• Task to carry out: Reproduce the complete listing without any deviation.
================================
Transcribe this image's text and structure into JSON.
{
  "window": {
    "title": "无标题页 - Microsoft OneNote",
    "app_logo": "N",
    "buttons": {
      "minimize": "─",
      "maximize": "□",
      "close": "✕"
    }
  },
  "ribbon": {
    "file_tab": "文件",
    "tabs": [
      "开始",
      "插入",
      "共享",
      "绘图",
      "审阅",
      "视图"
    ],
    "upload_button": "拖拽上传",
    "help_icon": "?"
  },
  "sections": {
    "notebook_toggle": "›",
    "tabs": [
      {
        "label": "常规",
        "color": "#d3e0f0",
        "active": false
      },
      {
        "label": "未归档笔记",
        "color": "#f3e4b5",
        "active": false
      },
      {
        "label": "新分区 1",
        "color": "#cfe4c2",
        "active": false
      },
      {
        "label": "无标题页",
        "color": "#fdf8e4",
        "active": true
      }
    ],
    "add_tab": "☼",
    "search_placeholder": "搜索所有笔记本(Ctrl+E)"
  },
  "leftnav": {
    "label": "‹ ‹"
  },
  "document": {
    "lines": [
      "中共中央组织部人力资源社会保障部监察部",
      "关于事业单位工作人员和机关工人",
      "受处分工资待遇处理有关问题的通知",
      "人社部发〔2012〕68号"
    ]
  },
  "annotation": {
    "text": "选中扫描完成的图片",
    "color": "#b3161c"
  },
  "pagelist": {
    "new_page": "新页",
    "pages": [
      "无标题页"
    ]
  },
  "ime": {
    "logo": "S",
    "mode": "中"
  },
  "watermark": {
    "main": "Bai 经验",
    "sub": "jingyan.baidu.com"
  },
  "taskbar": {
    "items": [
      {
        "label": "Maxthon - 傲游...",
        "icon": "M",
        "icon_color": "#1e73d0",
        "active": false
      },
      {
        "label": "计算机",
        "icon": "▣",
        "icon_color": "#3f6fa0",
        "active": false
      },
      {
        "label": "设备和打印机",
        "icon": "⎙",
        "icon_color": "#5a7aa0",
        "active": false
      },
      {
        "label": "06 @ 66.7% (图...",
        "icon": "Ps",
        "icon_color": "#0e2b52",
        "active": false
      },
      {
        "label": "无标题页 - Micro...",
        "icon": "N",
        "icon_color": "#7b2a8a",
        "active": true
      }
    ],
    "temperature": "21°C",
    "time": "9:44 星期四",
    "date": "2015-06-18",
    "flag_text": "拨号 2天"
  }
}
================================
• Solution:
Transcribe this image's text and structure into JSON.
{
  "window": {
    "title": "无标题页 - Microsoft OneNote",
    "app_logo": "N",
    "buttons": {
      "minimize": "─",
      "maximize": "□",
      "close": "✕"
    }
  },
  "ribbon": {
    "file_tab": "文件",
    "tabs": [
      "开始",
      "插入",
      "共享",
      "绘图",
      "审阅",
      "视图"
    ],
    "upload_button": "拖拽上传",
    "help_icon": "?"
  },
  "sections": {
    "notebook_toggle": "›",
    "tabs": [
      {
        "label": "常规",
        "color": "#d3e0f0",
        "active": false
      },
      {
        "label": "未归档笔记",
        "color": "#f3e4b5",
        "active": false
      },
      {
        "label": "新分区 1",
        "color": "#cfe4c2",
        "active": false
      },
      {
        "label": "无标题页",
        "color": "#fdf8e4",
        "active": true
      }
    ],
    "add_tab": "☼",
    "search_placeholder": "搜索所有笔记本(Ctrl+E)"
  },
  "leftnav": {
    "label": "‹ ‹"
  },
  "document": {
    "lines": [
      "中共中央组织部人力资源社会保障部监察部",
      "关于事业单位工作人员和机关工人",
      "受处分工资待遇处理有关问题的通知",
      "人社部发〔2012〕68号"
    ]
  },
  "annotation": {
    "text": "选中扫描完成的图片",
    "color": "#b3161c"
  },
  "pagelist": {
    "new_page": "新页",
    "pages": [
      "无标题页"
    ]
  },
  "ime": {
    "logo": "S",
    "mode": "中"
  },
  "watermark": {
    "main": "Bai 经验",
    "sub": "jingyan.baidu.com"
  },
  "taskbar": {
    "items": [
      {
        "label": "Maxthon - 傲游...",
        "icon": "M",
        "icon_color": "#1e73d0",
        "active": false
      },
      {
        "label": "计算机",
        "icon": "▣",
        "icon_color": "#3f6fa0",
        "active": false
      },
      {
        "label": "设备和打印机",
        "icon": "⎙",
        "icon_color": "#5a7aa0",
        "active": false
      },
      {
        "label": "06 @ 66.7% (图...",
        "icon": "Ps",
        "icon_color": "#0e2b52",
        "active": false
      },
      {
        "label": "无标题页 - Micro...",
        "icon": "N",
        "icon_color": "#7b2a8a",
        "active": true
      }
    ],
    "temperature": "21°C",
    "time": "9:44 星期四",
    "date": "2015-06-18",
    "flag_text": "拨号 2天"
  }
}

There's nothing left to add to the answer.